▶ **Source data**
┄┄┄┄┄┄┄┄┄┄
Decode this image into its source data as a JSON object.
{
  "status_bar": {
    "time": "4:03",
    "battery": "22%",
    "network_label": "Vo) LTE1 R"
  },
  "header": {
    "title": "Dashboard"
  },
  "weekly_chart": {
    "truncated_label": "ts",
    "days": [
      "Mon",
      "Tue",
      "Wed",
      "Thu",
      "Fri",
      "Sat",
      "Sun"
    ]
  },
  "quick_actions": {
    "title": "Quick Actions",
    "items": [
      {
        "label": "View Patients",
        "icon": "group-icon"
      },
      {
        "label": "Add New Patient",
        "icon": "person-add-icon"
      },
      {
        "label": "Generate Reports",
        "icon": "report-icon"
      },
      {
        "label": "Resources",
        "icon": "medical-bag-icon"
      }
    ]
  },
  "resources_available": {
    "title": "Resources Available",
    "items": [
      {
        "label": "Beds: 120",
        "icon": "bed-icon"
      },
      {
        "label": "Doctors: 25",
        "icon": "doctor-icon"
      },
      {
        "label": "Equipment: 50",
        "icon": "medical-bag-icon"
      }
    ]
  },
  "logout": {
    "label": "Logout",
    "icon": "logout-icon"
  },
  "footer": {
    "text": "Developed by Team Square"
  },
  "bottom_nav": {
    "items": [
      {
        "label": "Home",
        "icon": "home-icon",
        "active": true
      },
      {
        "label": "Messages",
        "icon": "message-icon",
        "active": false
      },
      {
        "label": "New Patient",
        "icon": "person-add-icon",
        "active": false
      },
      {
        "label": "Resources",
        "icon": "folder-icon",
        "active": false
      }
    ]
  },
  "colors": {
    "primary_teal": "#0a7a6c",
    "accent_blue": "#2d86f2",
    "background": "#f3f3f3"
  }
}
┄┄┄┄┄┄┄┄┄┄
▶ **Task goal**
Which lines of the data contain the string "title"? Copy each one.

▶ **Response below**
    "title": "Dashboard"
    "title": "Quick Actions",
    "title": "Resources Available",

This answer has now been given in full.